- **PROVIDED RECORDS**:
'''

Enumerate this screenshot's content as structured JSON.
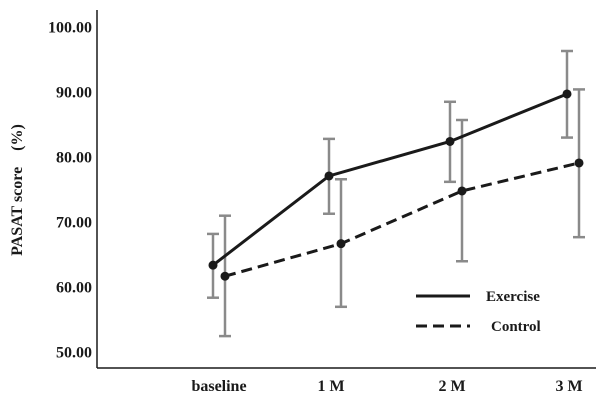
{
  "chart_data": {
    "type": "line",
    "categories": [
      "baseline",
      "1 M",
      "2 M",
      "3 M"
    ],
    "ylabel": "PASAT score    (%)",
    "ylim": [
      47.5,
      102.5
    ],
    "yticks": [
      "50.00",
      "60.00",
      "70.00",
      "80.00",
      "90.00",
      "100.00"
    ],
    "grid": false,
    "legend_position": "bottom-right",
    "series": [
      {
        "name": "Exercise",
        "line_style": "solid",
        "color": "#1a1a1a",
        "values": [
          63.3,
          77.0,
          82.3,
          89.6
        ],
        "error_low": [
          58.3,
          71.2,
          76.1,
          82.9
        ],
        "error_high": [
          68.1,
          82.7,
          88.4,
          96.2
        ]
      },
      {
        "name": "Control",
        "line_style": "dashed",
        "color": "#1a1a1a",
        "values": [
          61.6,
          66.6,
          74.7,
          79.0
        ],
        "error_low": [
          52.4,
          56.9,
          63.9,
          67.6
        ],
        "error_high": [
          70.9,
          76.5,
          85.6,
          90.3
        ]
      }
    ],
    "error_bar_color": "#8a8a8a"
  }
}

'''

What you return should match the records above word for word, minus the pictures.

Enumerate this screenshot's content as structured JSON.
{
  "chart_data": {
    "type": "line",
    "categories": [
      "baseline",
      "1 M",
      "2 M",
      "3 M"
    ],
    "ylabel": "PASAT score    (%)",
    "ylim": [
      47.5,
      102.5
    ],
    "yticks": [
      "50.00",
      "60.00",
      "70.00",
      "80.00",
      "90.00",
      "100.00"
    ],
    "grid": false,
    "legend_position": "bottom-right",
    "series": [
      {
        "name": "Exercise",
        "line_style": "solid",
        "color": "#1a1a1a",
        "values": [
          63.3,
          77.0,
          82.3,
          89.6
        ],
        "error_low": [
          58.3,
          71.2,
          76.1,
          82.9
        ],
        "error_high": [
          68.1,
          82.7,
          88.4,
          96.2
        ]
      },
      {
        "name": "Control",
        "line_style": "dashed",
        "color": "#1a1a1a",
        "values": [
          61.6,
          66.6,
          74.7,
          79.0
        ],
        "error_low": [
          52.4,
          56.9,
          63.9,
          67.6
        ],
        "error_high": [
          70.9,
          76.5,
          85.6,
          90.3
        ]
      }
    ],
    "error_bar_color": "#8a8a8a"
  }
}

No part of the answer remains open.